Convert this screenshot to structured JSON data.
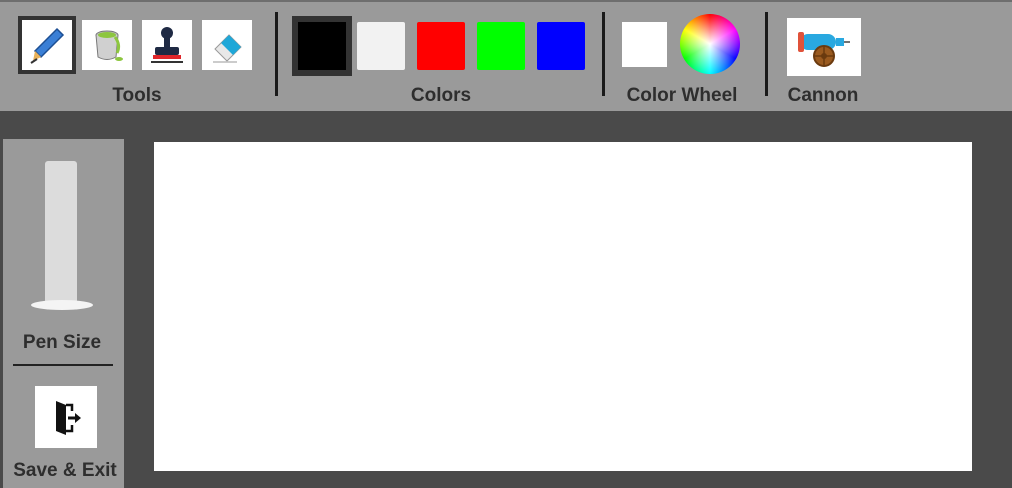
{
  "toolbar": {
    "groups": {
      "tools": "Tools",
      "colors": "Colors",
      "color_wheel": "Color Wheel",
      "cannon": "Cannon"
    },
    "tools": [
      {
        "name": "pen",
        "icon": "pen-icon",
        "selected": true
      },
      {
        "name": "paint-bucket",
        "icon": "paint-bucket-icon",
        "selected": false
      },
      {
        "name": "stamp",
        "icon": "stamp-icon",
        "selected": false
      },
      {
        "name": "eraser",
        "icon": "eraser-icon",
        "selected": false
      }
    ],
    "colors": [
      {
        "name": "black",
        "hex": "#000000",
        "selected": true
      },
      {
        "name": "white",
        "hex": "#f2f2f2",
        "selected": false
      },
      {
        "name": "red",
        "hex": "#ff0000",
        "selected": false
      },
      {
        "name": "green",
        "hex": "#00ff00",
        "selected": false
      },
      {
        "name": "blue",
        "hex": "#0000ff",
        "selected": false
      }
    ],
    "current_color": "#ffffff"
  },
  "sidebar": {
    "pen_size_label": "Pen Size",
    "pen_size_level": 0,
    "save_exit_label": "Save & Exit"
  }
}
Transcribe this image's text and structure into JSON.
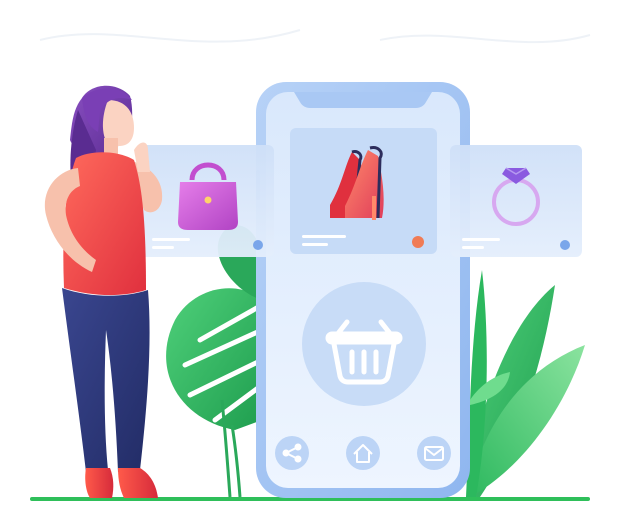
{
  "scene": {
    "products": [
      {
        "name": "handbag"
      },
      {
        "name": "high-heels"
      },
      {
        "name": "ring"
      }
    ],
    "nav_icons": [
      "share-icon",
      "home-icon",
      "mail-icon"
    ],
    "center_icon": "basket-icon"
  },
  "colors": {
    "phone_frame": "#a9c8f4",
    "phone_screen": "#dbe9fb",
    "card": "#d8e6fa",
    "card_dot": "#7aa6ea",
    "heel_dot": "#f07b55",
    "leaf_green": "#3fbf6a",
    "ground": "#2fbf5a",
    "shirt": "#ee4b4b",
    "pants": "#2e3a7c",
    "hair": "#6d3aa6",
    "bag": "#c24fcf",
    "gem": "#8a5be0"
  }
}
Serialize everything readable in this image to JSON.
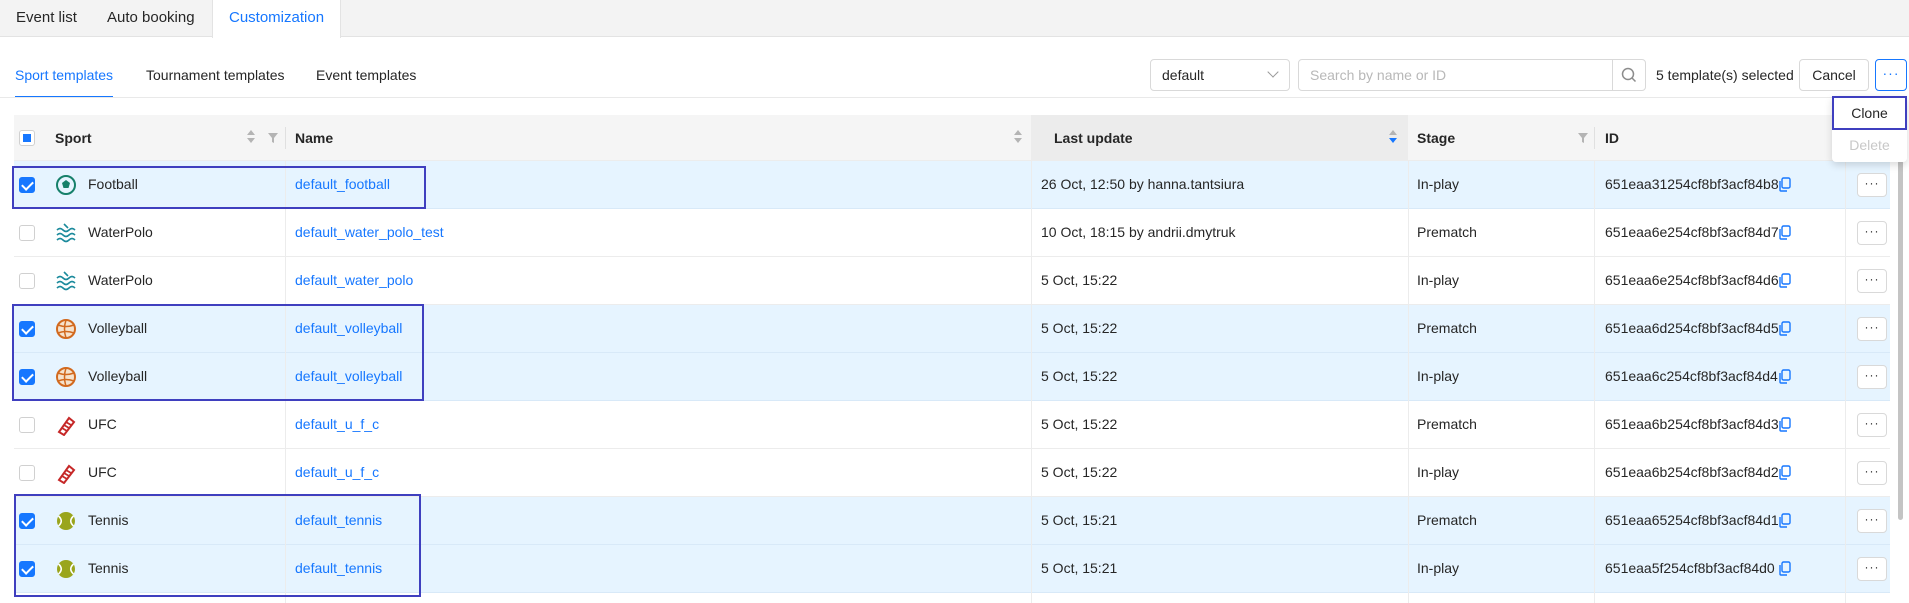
{
  "top_tabs": [
    "Event list",
    "Auto booking",
    "Customization"
  ],
  "sub_tabs": [
    "Sport templates",
    "Tournament templates",
    "Event templates"
  ],
  "toolbar": {
    "select_value": "default",
    "search_placeholder": "Search by name or ID",
    "selected_count": "5 template(s) selected",
    "cancel_label": "Cancel",
    "more_label": "···"
  },
  "dropdown": {
    "clone": "Clone",
    "delete": "Delete"
  },
  "columns": {
    "sport": "Sport",
    "name": "Name",
    "last_update": "Last update",
    "stage": "Stage",
    "id": "ID"
  },
  "rows": [
    {
      "checked": true,
      "sport": "Football",
      "icon": "football-icon",
      "name": "default_football",
      "last_update": "26 Oct, 12:50 by hanna.tantsiura",
      "stage": "In-play",
      "id": "651eaa31254cf8bf3acf84b8"
    },
    {
      "checked": false,
      "sport": "WaterPolo",
      "icon": "water-polo-icon",
      "name": "default_water_polo_test",
      "last_update": "10 Oct, 18:15 by andrii.dmytruk",
      "stage": "Prematch",
      "id": "651eaa6e254cf8bf3acf84d7"
    },
    {
      "checked": false,
      "sport": "WaterPolo",
      "icon": "water-polo-icon",
      "name": "default_water_polo",
      "last_update": "5 Oct, 15:22",
      "stage": "In-play",
      "id": "651eaa6e254cf8bf3acf84d6"
    },
    {
      "checked": true,
      "sport": "Volleyball",
      "icon": "volleyball-icon",
      "name": "default_volleyball",
      "last_update": "5 Oct, 15:22",
      "stage": "Prematch",
      "id": "651eaa6d254cf8bf3acf84d5"
    },
    {
      "checked": true,
      "sport": "Volleyball",
      "icon": "volleyball-icon",
      "name": "default_volleyball",
      "last_update": "5 Oct, 15:22",
      "stage": "In-play",
      "id": "651eaa6c254cf8bf3acf84d4"
    },
    {
      "checked": false,
      "sport": "UFC",
      "icon": "ufc-glove-icon",
      "name": "default_u_f_c",
      "last_update": "5 Oct, 15:22",
      "stage": "Prematch",
      "id": "651eaa6b254cf8bf3acf84d3"
    },
    {
      "checked": false,
      "sport": "UFC",
      "icon": "ufc-glove-icon",
      "name": "default_u_f_c",
      "last_update": "5 Oct, 15:22",
      "stage": "In-play",
      "id": "651eaa6b254cf8bf3acf84d2"
    },
    {
      "checked": true,
      "sport": "Tennis",
      "icon": "tennis-ball-icon",
      "name": "default_tennis",
      "last_update": "5 Oct, 15:21",
      "stage": "Prematch",
      "id": "651eaa65254cf8bf3acf84d1"
    },
    {
      "checked": true,
      "sport": "Tennis",
      "icon": "tennis-ball-icon",
      "name": "default_tennis",
      "last_update": "5 Oct, 15:21",
      "stage": "In-play",
      "id": "651eaa5f254cf8bf3acf84d0"
    }
  ],
  "colors": {
    "accent": "#1677ff",
    "selected_row": "#e6f4ff",
    "highlight_box": "#3f3fbf"
  }
}
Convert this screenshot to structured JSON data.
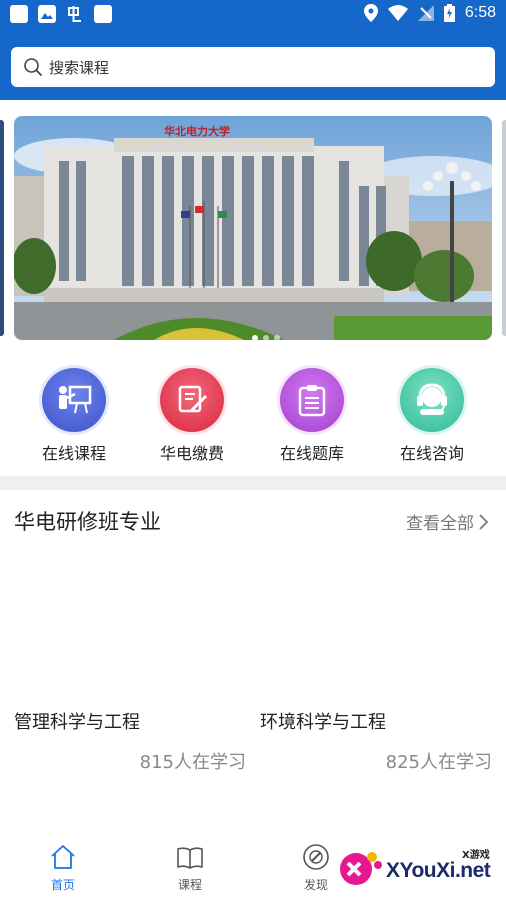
{
  "status_bar": {
    "time": "6:58"
  },
  "search": {
    "placeholder": "搜索课程"
  },
  "banner": {
    "sign_text": "华北电力大学",
    "slide_count": 3,
    "active_slide": 1
  },
  "quick_nav": [
    {
      "label": "在线课程",
      "icon": "teacher-board-icon",
      "color": "#4a64d8"
    },
    {
      "label": "华电缴费",
      "icon": "bill-pen-icon",
      "color": "#e8384f"
    },
    {
      "label": "在线题库",
      "icon": "clipboard-icon",
      "color": "#b44fd8"
    },
    {
      "label": "在线咨询",
      "icon": "headset-icon",
      "color": "#3cc7a6"
    }
  ],
  "section": {
    "title": "华电研修班专业",
    "more_label": "查看全部"
  },
  "courses": [
    {
      "name": "管理科学与工程",
      "count": "815人在学习"
    },
    {
      "name": "环境科学与工程",
      "count": "825人在学习"
    }
  ],
  "bottom_nav": [
    {
      "label": "首页",
      "icon": "home-icon",
      "active": true
    },
    {
      "label": "课程",
      "icon": "book-icon",
      "active": false
    },
    {
      "label": "发现",
      "icon": "compass-icon",
      "active": false
    }
  ],
  "watermark": {
    "text": "XYouXi.net",
    "small": "X游戏"
  },
  "colors": {
    "brand_blue": "#1568c9",
    "active_tab": "#1a73e8"
  }
}
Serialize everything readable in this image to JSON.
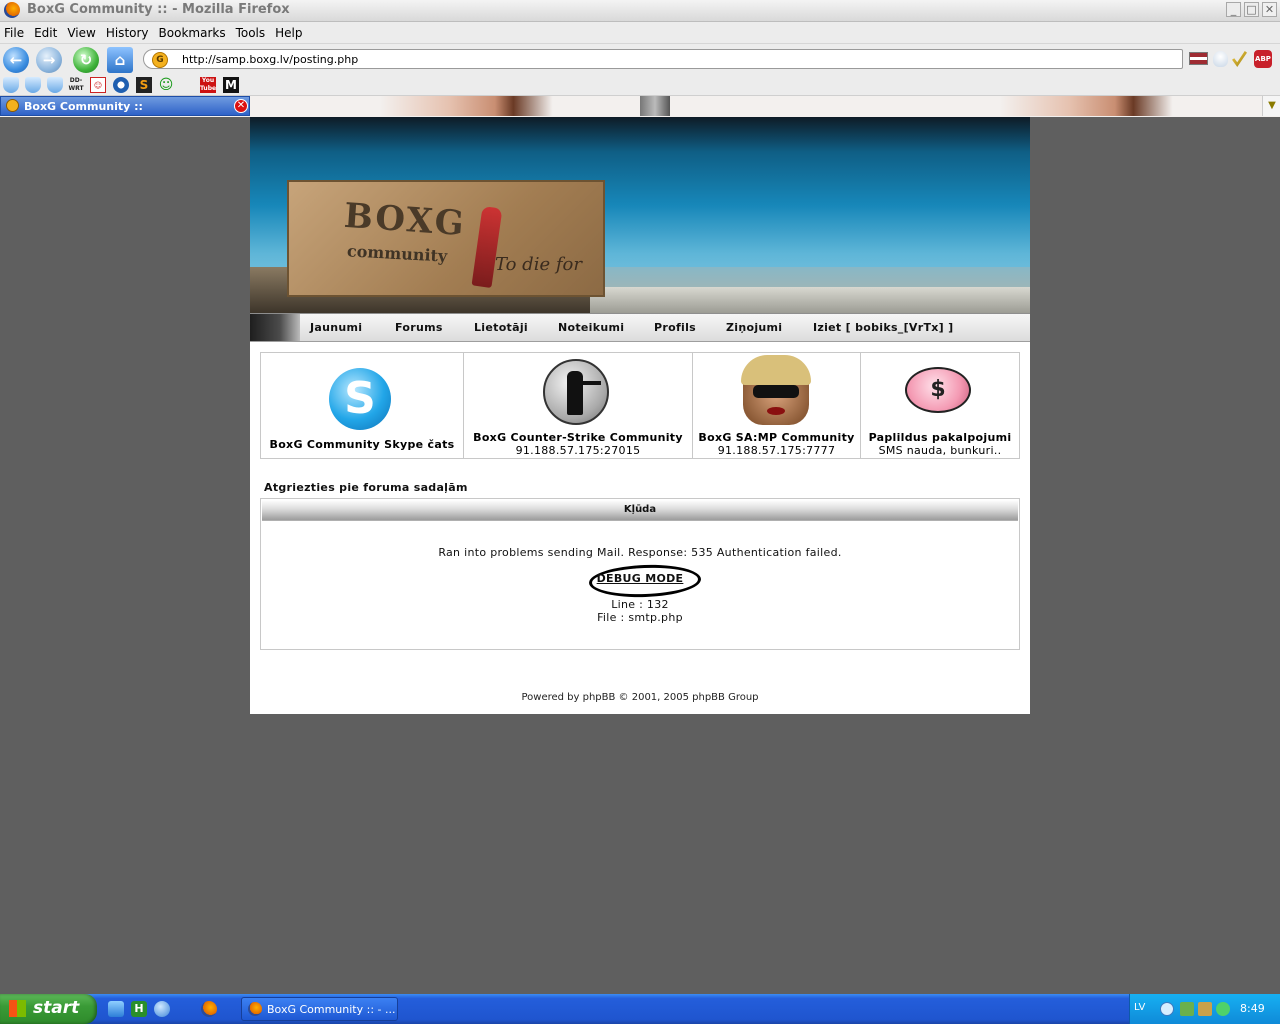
{
  "window": {
    "title": "BoxG Community :: - Mozilla Firefox",
    "controls": {
      "minimize": "_",
      "maximize": "□",
      "close": "✕"
    }
  },
  "menu": [
    "File",
    "Edit",
    "View",
    "History",
    "Bookmarks",
    "Tools",
    "Help"
  ],
  "toolbar": {
    "icons": [
      "back-icon",
      "forward-icon",
      "reload-icon",
      "home-icon"
    ],
    "url": "http://samp.boxg.lv/posting.php",
    "right_icons": [
      "latvian-flag-icon",
      "bulb-icon",
      "tick-icon",
      "adblock-icon"
    ],
    "adblock_label": "ABP"
  },
  "bookmarks": {
    "icons": [
      "shield-icon",
      "shield-icon",
      "shield-icon",
      "dd-wrt-icon",
      "profile-card-icon",
      "globe-icon",
      "s-icon",
      "smile-icon",
      "youtube-icon",
      "m-icon"
    ],
    "ddwrt_label": "DD-WRT",
    "s_label": "S",
    "youtube_label": "You Tube",
    "m_label": "M"
  },
  "tab": {
    "label": "BoxG Community ::",
    "close": "✕"
  },
  "site": {
    "banner": {
      "brand_line1": "BOXG",
      "brand_line2": "community",
      "tagline": "To die for"
    },
    "nav": [
      "Jaunumi",
      "Forums",
      "Lietotāji",
      "Noteikumi",
      "Profils",
      "Ziņojumi",
      "Iziet [ bobiks_[VrTx] ]"
    ],
    "services": [
      {
        "name": "BoxG Community Skype čats",
        "sub": "",
        "icon": "skype-icon"
      },
      {
        "name": "BoxG Counter-Strike Community",
        "sub": "91.188.57.175:27015",
        "icon": "counter-strike-icon"
      },
      {
        "name": "BoxG SA:MP Community",
        "sub": "91.188.57.175:7777",
        "icon": "samp-character-icon"
      },
      {
        "name": "Paplildus pakalpojumi",
        "sub": "SMS nauda, bunkuri..",
        "icon": "piggy-bank-icon"
      }
    ],
    "back_link": "Atgriezties pie foruma sadaļām",
    "error": {
      "heading": "Kļūda",
      "message": "Ran into problems sending Mail. Response: 535 Authentication failed.",
      "debug_label": "DEBUG MODE",
      "line": "Line : 132",
      "file": "File : smtp.php"
    },
    "footer": "Powered by phpBB © 2001, 2005 phpBB Group"
  },
  "taskbar": {
    "start_label": "start",
    "quick_launch": [
      "ie-icon",
      "h-icon",
      "messenger-icon",
      "firefox-icon"
    ],
    "task_label": "BoxG Community :: - ...",
    "language": "LV",
    "clock": "8:49",
    "tray_icons": [
      "arrow-icon",
      "network-icon",
      "speaker-icon",
      "security-icon"
    ]
  }
}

^^^^

*DIRECTION*. Show all lines above holding "bucket".

*ANSWER*.
        "name": "paint-bucket",
        "icon": "paint-bucket-icon",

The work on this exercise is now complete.